Source data:
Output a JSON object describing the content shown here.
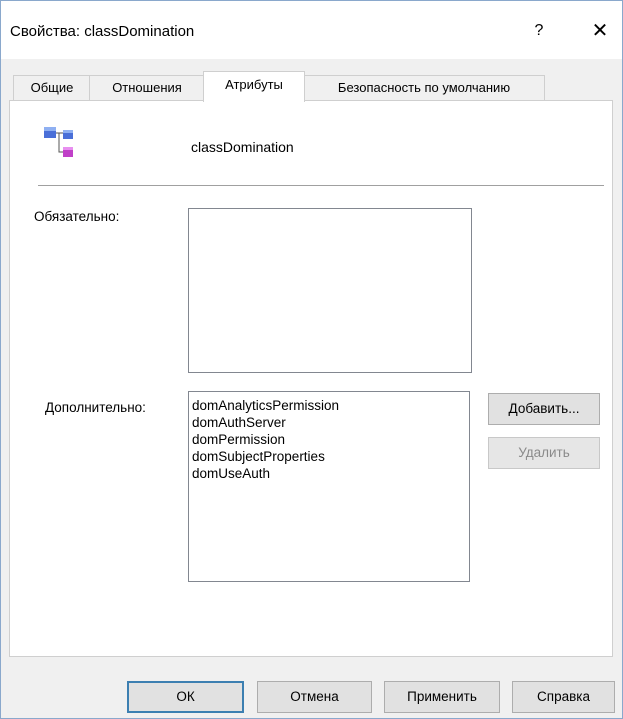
{
  "window": {
    "title": "Свойства: classDomination",
    "help_glyph": "?",
    "close_glyph": "✕"
  },
  "tabs": [
    {
      "label": "Общие"
    },
    {
      "label": "Отношения"
    },
    {
      "label": "Атрибуты"
    },
    {
      "label": "Безопасность по умолчанию"
    }
  ],
  "active_tab": "Атрибуты",
  "header": {
    "icon": "class-hierarchy-icon",
    "class_name": "classDomination"
  },
  "mandatory": {
    "label": "Обязательно:",
    "items": []
  },
  "optional": {
    "label": "Дополнительно:",
    "items": [
      "domAnalyticsPermission",
      "domAuthServer",
      "domPermission",
      "domSubjectProperties",
      "domUseAuth"
    ],
    "add_label": "Добавить...",
    "remove_label": "Удалить"
  },
  "footer": {
    "ok_label": "ОК",
    "cancel_label": "Отмена",
    "apply_label": "Применить",
    "help_label": "Справка"
  },
  "colors": {
    "accent": "#3c7fb1",
    "icon_blue": "#4a6fd8",
    "icon_magenta": "#c040c8"
  }
}
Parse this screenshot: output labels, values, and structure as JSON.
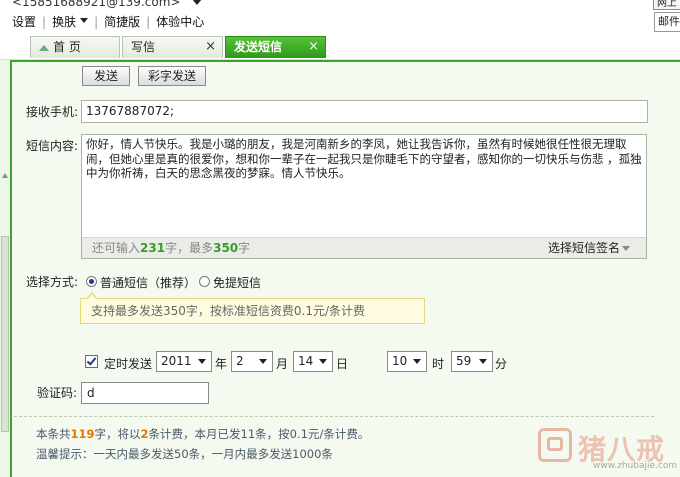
{
  "header": {
    "account_email": "<15851688921@139.com>",
    "menu": [
      "设置",
      "换肤",
      "简捷版",
      "体验中心"
    ],
    "right_button_1": "网上",
    "right_button_2": "邮件"
  },
  "tabs": [
    {
      "label": "首 页",
      "active": false
    },
    {
      "label": "写信",
      "active": false
    },
    {
      "label": "发送短信",
      "active": true
    }
  ],
  "toolbar": {
    "send_label": "发送",
    "mms_label": "彩字发送"
  },
  "form": {
    "recipient_label": "接收手机:",
    "recipient_value": "13767887072;",
    "content_label": "短信内容:",
    "content_text": "你好，情人节快乐。我是小璐的朋友，我是河南新乡的李凤，她让我告诉你，虽然有时候她很任性很无理取闹，但她心里是真的很爱你，想和你一辈子在一起我只是你睫毛下的守望者，感知你的一切快乐与伤悲 ，孤独中为你祈祷，白天的思念黑夜的梦寐。情人节快乐。",
    "remaining_prefix": "还可输入",
    "remaining_count": "231",
    "remaining_mid": "字，最多",
    "max_count": "350",
    "remaining_suffix": "字",
    "signature_label": "选择短信签名",
    "method_label": "选择方式:",
    "method_options": [
      {
        "label": "普通短信（推荐）",
        "selected": true
      },
      {
        "label": "免提短信",
        "selected": false
      }
    ],
    "method_tip": "支持最多发送350字，按标准短信资费0.1元/条计费",
    "schedule_checked": true,
    "schedule_label": "定时发送",
    "year": "2011",
    "year_unit": "年",
    "month": "2",
    "month_unit": "月",
    "day": "14",
    "day_unit": "日",
    "hour": "10",
    "hour_unit": "时",
    "minute": "59",
    "minute_unit": "分",
    "captcha_label": "验证码:",
    "captcha_value": "d"
  },
  "footer": {
    "line1_a": "本条共",
    "char_count": "119",
    "line1_b": "字，将以",
    "msg_count": "2",
    "line1_c": "条计费，本月已发11条，按0.1元/条计费。",
    "line2": "温馨提示：一天内最多发送50条，一月内最多发送1000条"
  },
  "watermark": {
    "brand": "猪八戒",
    "url": "www.zhubajie.com"
  }
}
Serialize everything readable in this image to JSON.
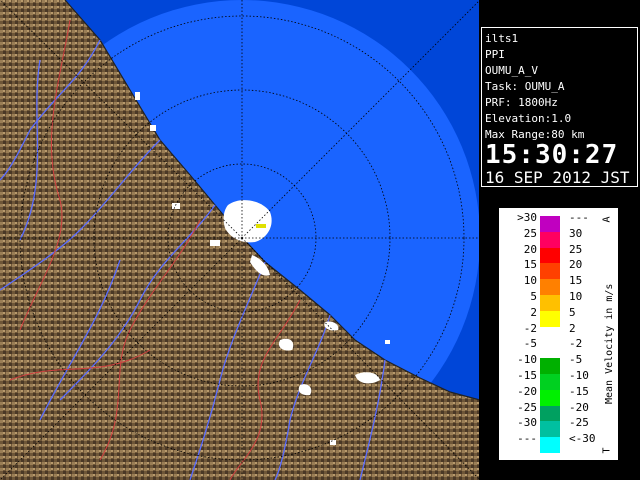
{
  "info": {
    "station": "ilts1",
    "mode": "PPI",
    "product": "OUMU_A_V",
    "task": "Task: OUMU_A",
    "prf": "PRF: 1800Hz",
    "elevation": "Elevation:1.0",
    "max_range": "Max Range:80 km",
    "time": "15:30:27",
    "date": "16 SEP 2012 JST"
  },
  "legend": {
    "title": "Mean Velocity in m/s",
    "top_mark": "A",
    "bottom_mark": "T",
    "left_labels": [
      ">30",
      "25",
      "20",
      "15",
      "10",
      "5",
      "2",
      "-2",
      "-5",
      "-10",
      "-15",
      "-20",
      "-25",
      "-30",
      "---"
    ],
    "right_labels": [
      "---",
      "30",
      "25",
      "20",
      "15",
      "10",
      "5",
      "2",
      "-2",
      "-5",
      "-10",
      "-15",
      "-20",
      "-25",
      "<-30"
    ],
    "colors": [
      "#c000c0",
      "#ff0060",
      "#ff0000",
      "#ff4000",
      "#ff8000",
      "#ffc000",
      "#ffff00",
      "#ffffff",
      "#ffffff",
      "#00b000",
      "#00d020",
      "#00f000",
      "#00a060",
      "#00c0a0",
      "#00ffff"
    ]
  },
  "map": {
    "sea_color": "#1a64ff",
    "outer_ring_color": "#0046d8",
    "land_color": "#7a6040"
  }
}
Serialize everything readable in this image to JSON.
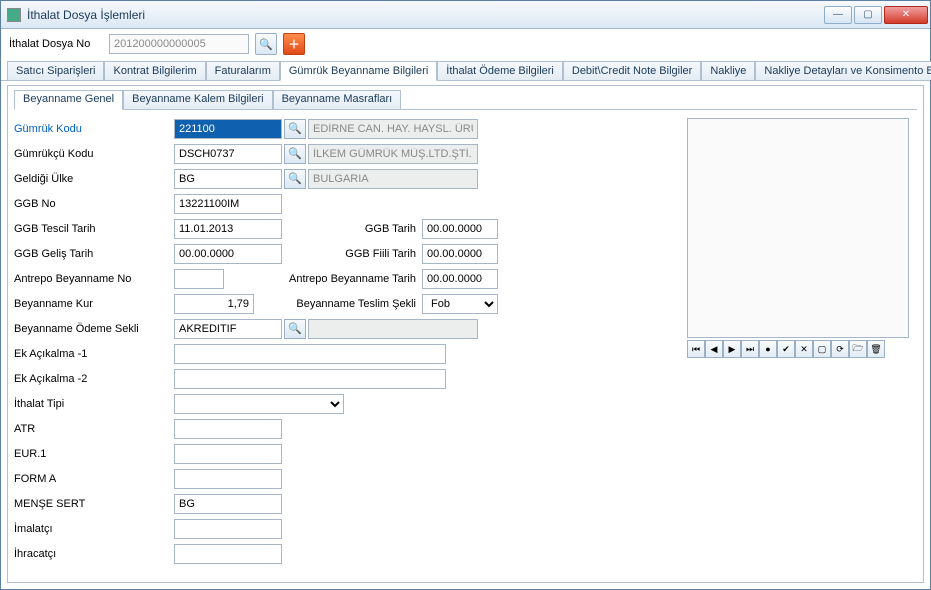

Goal: Keep the pictures out of the copy and write out the data exactly as it stands.

Task response:
Output a JSON object describing the content shown here.
{
  "window": {
    "title": "Свойства: classDomination",
    "help_glyph": "?",
    "close_glyph": "✕"
  },
  "tabs": [
    {
      "label": "Общие"
    },
    {
      "label": "Отношения"
    },
    {
      "label": "Атрибуты"
    },
    {
      "label": "Безопасность по умолчанию"
    }
  ],
  "active_tab": "Атрибуты",
  "header": {
    "icon": "class-hierarchy-icon",
    "class_name": "classDomination"
  },
  "mandatory": {
    "label": "Обязательно:",
    "items": []
  },
  "optional": {
    "label": "Дополнительно:",
    "items": [
      "domAnalyticsPermission",
      "domAuthServer",
      "domPermission",
      "domSubjectProperties",
      "domUseAuth"
    ],
    "add_label": "Добавить...",
    "remove_label": "Удалить"
  },
  "footer": {
    "ok_label": "ОК",
    "cancel_label": "Отмена",
    "apply_label": "Применить",
    "help_label": "Справка"
  },
  "colors": {
    "accent": "#3c7fb1",
    "icon_blue": "#4a6fd8",
    "icon_magenta": "#c040c8"
  }
}
Parse this screenshot: output labels, values, and structure as JSON.
{
  "header": {
    "account_email": "<15851688921@139.com>",
    "menu": [
      "设置",
      "换肤",
      "简捷版",
      "体验中心"
    ],
    "right_button_1": "网上",
    "right_button_2": "邮件"
  },
  "tabs": [
    {
      "label": "首 页",
      "active": false
    },
    {
      "label": "写信",
      "active": false
    },
    {
      "label": "发送短信",
      "active": true
    }
  ],
  "toolbar": {
    "send_label": "发送",
    "mms_label": "彩字发送"
  },
  "form": {
    "recipient_label": "接收手机:",
    "recipient_value": "13767887072;",
    "content_label": "短信内容:",
    "content_text": "你好，情人节快乐。我是小璐的朋友，我是河南新乡的李凤，她让我告诉你，虽然有时候她很任性很无理取闹，但她心里是真的很爱你，想和你一辈子在一起我只是你睫毛下的守望者，感知你的一切快乐与伤悲 ，孤独中为你祈祷，白天的思念黑夜的梦寐。情人节快乐。",
    "remaining_prefix": "还可输入",
    "remaining_count": "231",
    "remaining_mid": "字，最多",
    "max_count": "350",
    "remaining_suffix": "字",
    "signature_label": "选择短信签名",
    "method_label": "选择方式:",
    "method_options": [
      {
        "label": "普通短信（推荐）",
        "selected": true
      },
      {
        "label": "免提短信",
        "selected": false
      }
    ],
    "method_tip": "支持最多发送350字，按标准短信资费0.1元/条计费",
    "schedule_checked": true,
    "schedule_label": "定时发送",
    "year": "2011",
    "year_unit": "年",
    "month": "2",
    "month_unit": "月",
    "day": "14",
    "day_unit": "日",
    "hour": "10",
    "hour_unit": "时",
    "minute": "59",
    "minute_unit": "分",
    "captcha_label": "验证码:",
    "captcha_value": "d"
  },
  "footer": {
    "line1_a": "本条共",
    "char_count": "119",
    "line1_b": "字，将以",
    "msg_count": "2",
    "line1_c": "条计费，本月已发11条，按0.1元/条计费。",
    "line2": "温馨提示：一天内最多发送50条，一月内最多发送1000条"
  },
  "watermark": {
    "brand": "猪八戒",
    "url": "www.zhubajie.com"
  }
}
Serialize everything readable in this image to JSON.
{
  "info": {
    "station": "ilts1",
    "mode": "PPI",
    "product": "OUMU_A_V",
    "task": "Task: OUMU_A",
    "prf": "PRF: 1800Hz",
    "elevation": "Elevation:1.0",
    "max_range": "Max Range:80 km",
    "time": "15:30:27",
    "date": "16 SEP 2012 JST"
  },
  "legend": {
    "title": "Mean Velocity in m/s",
    "top_mark": "A",
    "bottom_mark": "T",
    "left_labels": [
      ">30",
      "25",
      "20",
      "15",
      "10",
      "5",
      "2",
      "-2",
      "-5",
      "-10",
      "-15",
      "-20",
      "-25",
      "-30",
      "---"
    ],
    "right_labels": [
      "---",
      "30",
      "25",
      "20",
      "15",
      "10",
      "5",
      "2",
      "-2",
      "-5",
      "-10",
      "-15",
      "-20",
      "-25",
      "<-30"
    ],
    "colors": [
      "#c000c0",
      "#ff0060",
      "#ff0000",
      "#ff4000",
      "#ff8000",
      "#ffc000",
      "#ffff00",
      "#ffffff",
      "#ffffff",
      "#00b000",
      "#00d020",
      "#00f000",
      "#00a060",
      "#00c0a0",
      "#00ffff"
    ]
  },
  "map": {
    "sea_color": "#1a64ff",
    "outer_ring_color": "#0046d8",
    "land_color": "#7a6040"
  }
}
Serialize everything readable in this image to JSON.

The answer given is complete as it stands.